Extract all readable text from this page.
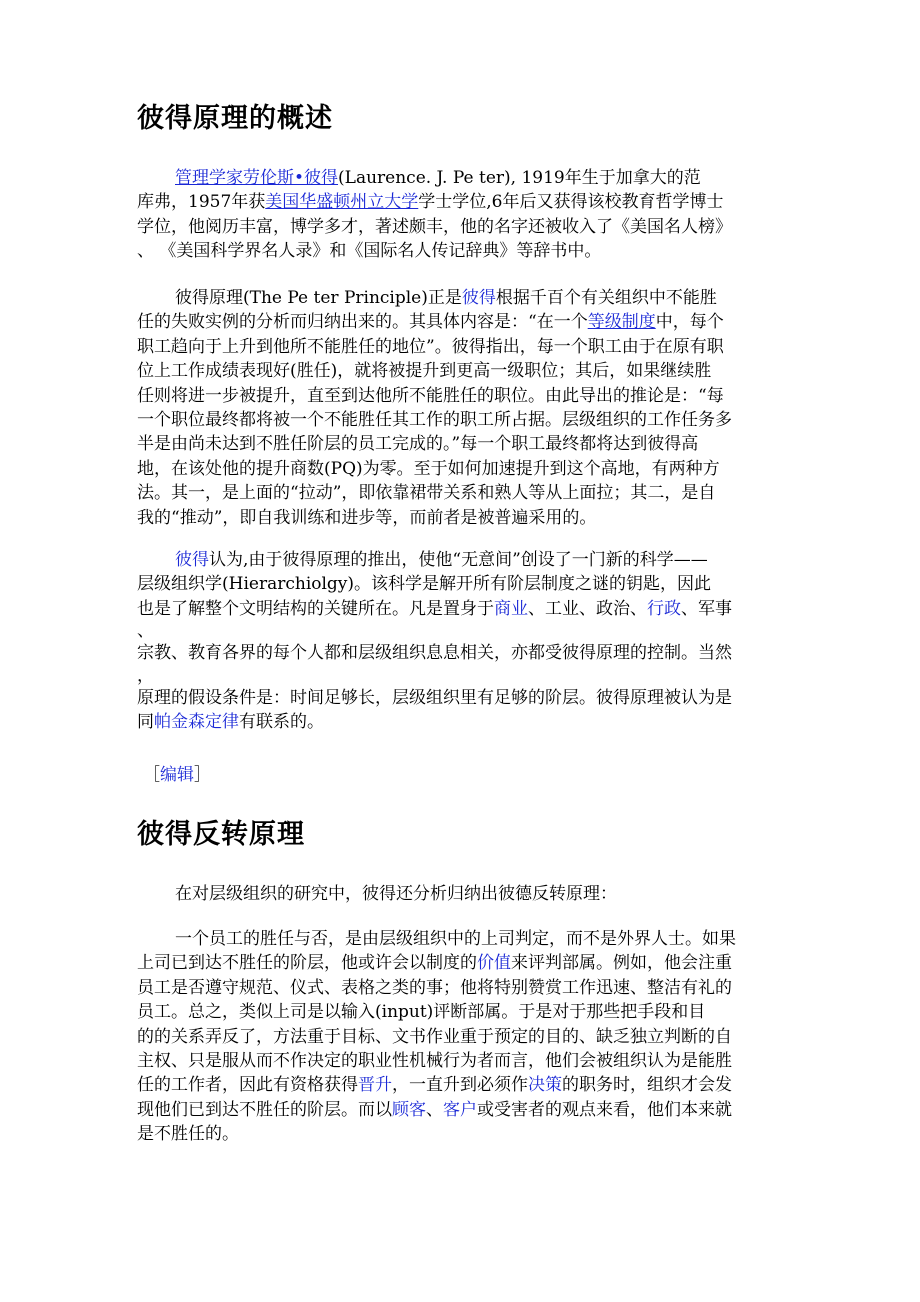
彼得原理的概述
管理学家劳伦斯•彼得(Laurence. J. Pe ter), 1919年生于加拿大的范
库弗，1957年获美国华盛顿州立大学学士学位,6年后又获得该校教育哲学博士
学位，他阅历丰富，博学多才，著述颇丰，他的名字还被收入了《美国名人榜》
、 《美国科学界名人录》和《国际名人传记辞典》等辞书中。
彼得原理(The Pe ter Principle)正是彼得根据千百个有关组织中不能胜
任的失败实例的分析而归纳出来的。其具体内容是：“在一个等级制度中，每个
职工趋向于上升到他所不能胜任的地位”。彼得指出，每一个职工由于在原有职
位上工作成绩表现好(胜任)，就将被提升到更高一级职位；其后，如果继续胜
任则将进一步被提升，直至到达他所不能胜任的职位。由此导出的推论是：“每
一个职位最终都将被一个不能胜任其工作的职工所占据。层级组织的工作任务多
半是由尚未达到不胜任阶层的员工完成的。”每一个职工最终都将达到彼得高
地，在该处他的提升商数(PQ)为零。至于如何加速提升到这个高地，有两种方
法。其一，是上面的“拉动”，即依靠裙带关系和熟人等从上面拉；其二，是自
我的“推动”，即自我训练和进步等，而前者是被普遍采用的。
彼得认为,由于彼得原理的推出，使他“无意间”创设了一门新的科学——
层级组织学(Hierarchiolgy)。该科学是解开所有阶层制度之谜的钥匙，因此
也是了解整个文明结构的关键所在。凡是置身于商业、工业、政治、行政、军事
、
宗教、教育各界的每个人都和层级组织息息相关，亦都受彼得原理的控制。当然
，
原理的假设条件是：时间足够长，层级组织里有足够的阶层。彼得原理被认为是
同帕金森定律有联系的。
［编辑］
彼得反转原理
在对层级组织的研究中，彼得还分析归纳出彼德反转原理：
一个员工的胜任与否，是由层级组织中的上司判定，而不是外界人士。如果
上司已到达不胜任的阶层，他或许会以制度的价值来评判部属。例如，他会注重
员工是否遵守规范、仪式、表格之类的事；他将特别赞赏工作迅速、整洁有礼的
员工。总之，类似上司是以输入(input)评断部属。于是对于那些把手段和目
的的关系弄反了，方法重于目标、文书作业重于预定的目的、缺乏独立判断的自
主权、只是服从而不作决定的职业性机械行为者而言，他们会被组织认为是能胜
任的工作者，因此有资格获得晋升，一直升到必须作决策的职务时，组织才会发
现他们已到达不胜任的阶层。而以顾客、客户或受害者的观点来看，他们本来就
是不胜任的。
————————
Write out all the entries exactly, except for the pictures.

§ Solution to the exercise
Extract all readable text from this page.
彼得原理的概述
管理学家劳伦斯•彼得(Laurence. J. Pe ter), 1919年生于加拿大的范
库弗，1957年获美国华盛顿州立大学学士学位,6年后又获得该校教育哲学博士
学位，他阅历丰富，博学多才，著述颇丰，他的名字还被收入了《美国名人榜》
、 《美国科学界名人录》和《国际名人传记辞典》等辞书中。
彼得原理(The Pe ter Principle)正是彼得根据千百个有关组织中不能胜
任的失败实例的分析而归纳出来的。其具体内容是：“在一个等级制度中，每个
职工趋向于上升到他所不能胜任的地位”。彼得指出，每一个职工由于在原有职
位上工作成绩表现好(胜任)，就将被提升到更高一级职位；其后，如果继续胜
任则将进一步被提升，直至到达他所不能胜任的职位。由此导出的推论是：“每
一个职位最终都将被一个不能胜任其工作的职工所占据。层级组织的工作任务多
半是由尚未达到不胜任阶层的员工完成的。”每一个职工最终都将达到彼得高
地，在该处他的提升商数(PQ)为零。至于如何加速提升到这个高地，有两种方
法。其一，是上面的“拉动”，即依靠裙带关系和熟人等从上面拉；其二，是自
我的“推动”，即自我训练和进步等，而前者是被普遍采用的。
彼得认为,由于彼得原理的推出，使他“无意间”创设了一门新的科学——
层级组织学(Hierarchiolgy)。该科学是解开所有阶层制度之谜的钥匙，因此
也是了解整个文明结构的关键所在。凡是置身于商业、工业、政治、行政、军事
、
宗教、教育各界的每个人都和层级组织息息相关，亦都受彼得原理的控制。当然
，
原理的假设条件是：时间足够长，层级组织里有足够的阶层。彼得原理被认为是
同帕金森定律有联系的。
［编辑］
彼得反转原理
在对层级组织的研究中，彼得还分析归纳出彼德反转原理：
一个员工的胜任与否，是由层级组织中的上司判定，而不是外界人士。如果
上司已到达不胜任的阶层，他或许会以制度的价值来评判部属。例如，他会注重
员工是否遵守规范、仪式、表格之类的事；他将特别赞赏工作迅速、整洁有礼的
员工。总之，类似上司是以输入(input)评断部属。于是对于那些把手段和目
的的关系弄反了，方法重于目标、文书作业重于预定的目的、缺乏独立判断的自
主权、只是服从而不作决定的职业性机械行为者而言，他们会被组织认为是能胜
任的工作者，因此有资格获得晋升，一直升到必须作决策的职务时，组织才会发
现他们已到达不胜任的阶层。而以顾客、客户或受害者的观点来看，他们本来就
是不胜任的。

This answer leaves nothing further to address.